DIRECTIVE: Everything in the data should be repeated exactly, save for the images.

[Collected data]
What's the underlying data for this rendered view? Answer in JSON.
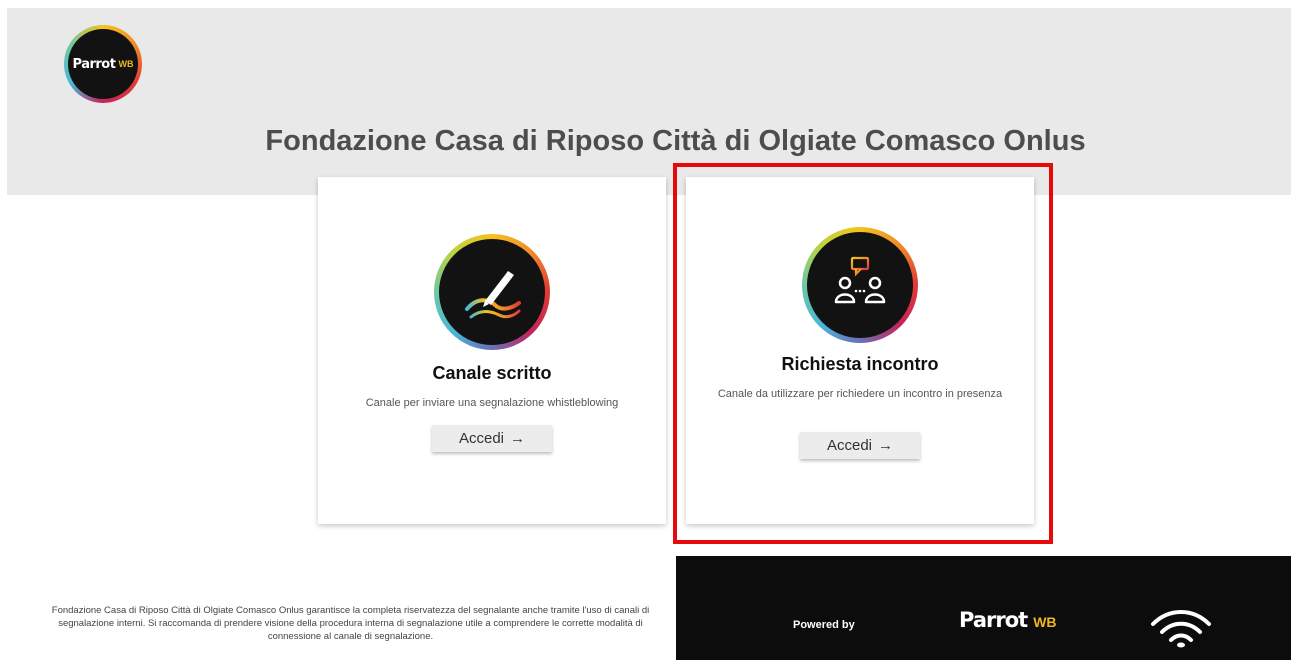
{
  "header": {
    "logo_text": "Parrot",
    "logo_mark": "WB",
    "title": "Fondazione Casa di Riposo Città di Olgiate Comasco Onlus"
  },
  "cards": [
    {
      "icon": "pen-icon",
      "title": "Canale scritto",
      "description": "Canale per inviare una segnalazione whistleblowing",
      "button_label": "Accedi",
      "button_arrow": "→"
    },
    {
      "icon": "meeting-icon",
      "title": "Richiesta incontro",
      "description": "Canale da utilizzare per richiedere un incontro in presenza",
      "button_label": "Accedi",
      "button_arrow": "→"
    }
  ],
  "footer": {
    "notice": "Fondazione Casa di Riposo Città di Olgiate Comasco Onlus garantisce la completa riservatezza del segnalante anche tramite l'uso di canali di segnalazione interni. Si raccomanda di prendere visione della procedura interna di segnalazione utile a comprendere le corrette modalità di connessione al canale di segnalazione.",
    "powered_by": "Powered by",
    "brand_text": "Parrot",
    "brand_mark": "WB"
  },
  "colors": {
    "header_bg": "#e9e9e9",
    "highlight": "#e8090b",
    "footer_dark": "#0c0c0c",
    "accent_yellow": "#f2b61d"
  }
}
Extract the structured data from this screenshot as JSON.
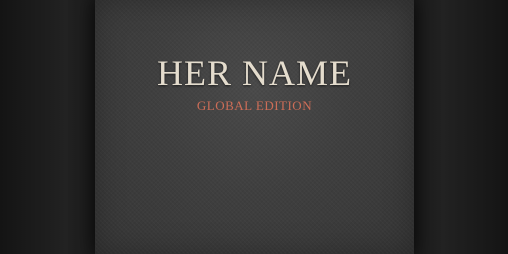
{
  "book": {
    "title": "HER NAME",
    "subtitle": "GLOBAL EDITION"
  },
  "colors": {
    "background": "#1c1c1c",
    "cover": "#404040",
    "title": "#e4dccd",
    "subtitle": "#cd6d57"
  }
}
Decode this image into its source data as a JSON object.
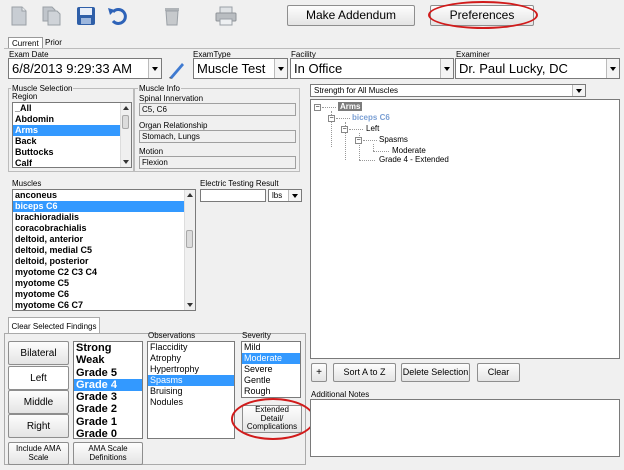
{
  "toolbar": {
    "make_addendum": "Make Addendum",
    "preferences": "Preferences"
  },
  "tabs": [
    "Current",
    "Prior"
  ],
  "header": {
    "exam_date_label": "Exam Date",
    "exam_date_value": "6/8/2013 9:29:33 AM",
    "exam_type_label": "ExamType",
    "exam_type_value": "Muscle Test",
    "facility_label": "Facility",
    "facility_value": "In Office",
    "examiner_label": "Examiner",
    "examiner_value": "Dr. Paul Lucky, DC"
  },
  "muscle_selection": {
    "title": "Muscle Selection",
    "region_label": "Region",
    "regions": [
      "_All",
      "Abdomin",
      "Arms",
      "Back",
      "Buttocks",
      "Calf"
    ],
    "selected_region": "Arms"
  },
  "muscle_info": {
    "title": "Muscle Info",
    "spinal_label": "Spinal Innervation",
    "spinal_value": "C5, C6",
    "organ_label": "Organ Relationship",
    "organ_value": "Stomach, Lungs",
    "motion_label": "Motion",
    "motion_value": "Flexion"
  },
  "muscles": {
    "label": "Muscles",
    "items": [
      "anconeus",
      "biceps C6",
      "brachioradialis",
      "coracobrachialis",
      "deltoid, anterior",
      "deltoid, medial C5",
      "deltoid, posterior",
      "myotome C2 C3 C4",
      "myotome C5",
      "myotome C6",
      "myotome C6 C7"
    ],
    "selected": "biceps C6"
  },
  "electric": {
    "label": "Electric Testing Result",
    "unit": "lbs"
  },
  "clear_findings": "Clear Selected Findings",
  "sides": [
    "Bilateral",
    "Left",
    "Middle",
    "Right"
  ],
  "grades": {
    "items": [
      "Strong",
      "Weak",
      "Grade 5",
      "Grade 4",
      "Grade 3",
      "Grade 2",
      "Grade 1",
      "Grade 0"
    ],
    "selected": "Grade 4"
  },
  "observations": {
    "label": "Observations",
    "items": [
      "Flaccidity",
      "Atrophy",
      "Hypertrophy",
      "Spasms",
      "Bruising",
      "Nodules"
    ],
    "selected": "Spasms"
  },
  "severity": {
    "label": "Severity",
    "items": [
      "Mild",
      "Moderate",
      "Severe",
      "Gentle",
      "Rough"
    ],
    "selected": "Moderate"
  },
  "extended_detail": "Extended Detail/ Complications",
  "include_ama": "Include AMA Scale",
  "ama_defs": "AMA Scale Definitions",
  "strength": {
    "dropdown": "Strength for All Muscles",
    "tree": {
      "root": "Arms",
      "muscle": "biceps C6",
      "side": "Left",
      "finding": "Spasms",
      "severity": "Moderate",
      "grade": "Grade 4 - Extended"
    }
  },
  "tree_buttons": {
    "plus": "+",
    "sort": "Sort A to Z",
    "delete": "Delete Selection",
    "clear": "Clear"
  },
  "notes_label": "Additional Notes",
  "colors": {
    "selection": "#3399ff",
    "highlight_oval": "#d11b1b",
    "tree_muscle": "#7a9fd4"
  }
}
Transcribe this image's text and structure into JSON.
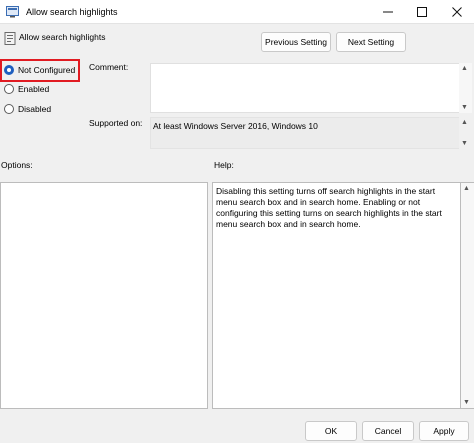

REPLY:
What's the underlying data for this rendered view? Answer in JSON.
{
  "header": {
    "logo_text": "Parrot",
    "logo_mark": "WB",
    "title": "Fondazione Casa di Riposo Città di Olgiate Comasco Onlus"
  },
  "cards": [
    {
      "icon": "pen-icon",
      "title": "Canale scritto",
      "description": "Canale per inviare una segnalazione whistleblowing",
      "button_label": "Accedi",
      "button_arrow": "→"
    },
    {
      "icon": "meeting-icon",
      "title": "Richiesta incontro",
      "description": "Canale da utilizzare per richiedere un incontro in presenza",
      "button_label": "Accedi",
      "button_arrow": "→"
    }
  ],
  "footer": {
    "notice": "Fondazione Casa di Riposo Città di Olgiate Comasco Onlus garantisce la completa riservatezza del segnalante anche tramite l'uso di canali di segnalazione interni. Si raccomanda di prendere visione della procedura interna di segnalazione utile a comprendere le corrette modalità di connessione al canale di segnalazione.",
    "powered_by": "Powered by",
    "brand_text": "Parrot",
    "brand_mark": "WB"
  },
  "colors": {
    "header_bg": "#e9e9e9",
    "highlight": "#e8090b",
    "footer_dark": "#0c0c0c",
    "accent_yellow": "#f2b61d"
  }
}
Extract the structured data from this screenshot as JSON.
{
  "book": {
    "title": "HER NAME",
    "subtitle": "GLOBAL EDITION"
  },
  "colors": {
    "background": "#1c1c1c",
    "cover": "#404040",
    "title": "#e4dccd",
    "subtitle": "#cd6d57"
  }
}
Decode this image into its source data as a JSON object.
{
  "toolbar": {
    "make_addendum": "Make Addendum",
    "preferences": "Preferences"
  },
  "tabs": [
    "Current",
    "Prior"
  ],
  "header": {
    "exam_date_label": "Exam Date",
    "exam_date_value": "6/8/2013 9:29:33 AM",
    "exam_type_label": "ExamType",
    "exam_type_value": "Muscle Test",
    "facility_label": "Facility",
    "facility_value": "In Office",
    "examiner_label": "Examiner",
    "examiner_value": "Dr. Paul Lucky, DC"
  },
  "muscle_selection": {
    "title": "Muscle Selection",
    "region_label": "Region",
    "regions": [
      "_All",
      "Abdomin",
      "Arms",
      "Back",
      "Buttocks",
      "Calf"
    ],
    "selected_region": "Arms"
  },
  "muscle_info": {
    "title": "Muscle Info",
    "spinal_label": "Spinal Innervation",
    "spinal_value": "C5, C6",
    "organ_label": "Organ Relationship",
    "organ_value": "Stomach, Lungs",
    "motion_label": "Motion",
    "motion_value": "Flexion"
  },
  "muscles": {
    "label": "Muscles",
    "items": [
      "anconeus",
      "biceps C6",
      "brachioradialis",
      "coracobrachialis",
      "deltoid, anterior",
      "deltoid, medial C5",
      "deltoid, posterior",
      "myotome C2 C3 C4",
      "myotome C5",
      "myotome C6",
      "myotome C6 C7"
    ],
    "selected": "biceps C6"
  },
  "electric": {
    "label": "Electric Testing Result",
    "unit": "lbs"
  },
  "clear_findings": "Clear Selected Findings",
  "sides": [
    "Bilateral",
    "Left",
    "Middle",
    "Right"
  ],
  "grades": {
    "items": [
      "Strong",
      "Weak",
      "Grade 5",
      "Grade 4",
      "Grade 3",
      "Grade 2",
      "Grade 1",
      "Grade 0"
    ],
    "selected": "Grade 4"
  },
  "observations": {
    "label": "Observations",
    "items": [
      "Flaccidity",
      "Atrophy",
      "Hypertrophy",
      "Spasms",
      "Bruising",
      "Nodules"
    ],
    "selected": "Spasms"
  },
  "severity": {
    "label": "Severity",
    "items": [
      "Mild",
      "Moderate",
      "Severe",
      "Gentle",
      "Rough"
    ],
    "selected": "Moderate"
  },
  "extended_detail": "Extended Detail/ Complications",
  "include_ama": "Include AMA Scale",
  "ama_defs": "AMA Scale Definitions",
  "strength": {
    "dropdown": "Strength for All Muscles",
    "tree": {
      "root": "Arms",
      "muscle": "biceps C6",
      "side": "Left",
      "finding": "Spasms",
      "severity": "Moderate",
      "grade": "Grade 4 - Extended"
    }
  },
  "tree_buttons": {
    "plus": "+",
    "sort": "Sort A to Z",
    "delete": "Delete Selection",
    "clear": "Clear"
  },
  "notes_label": "Additional Notes",
  "colors": {
    "selection": "#3399ff",
    "highlight_oval": "#d11b1b",
    "tree_muscle": "#7a9fd4"
  }
}
Transcribe this image's text and structure into JSON.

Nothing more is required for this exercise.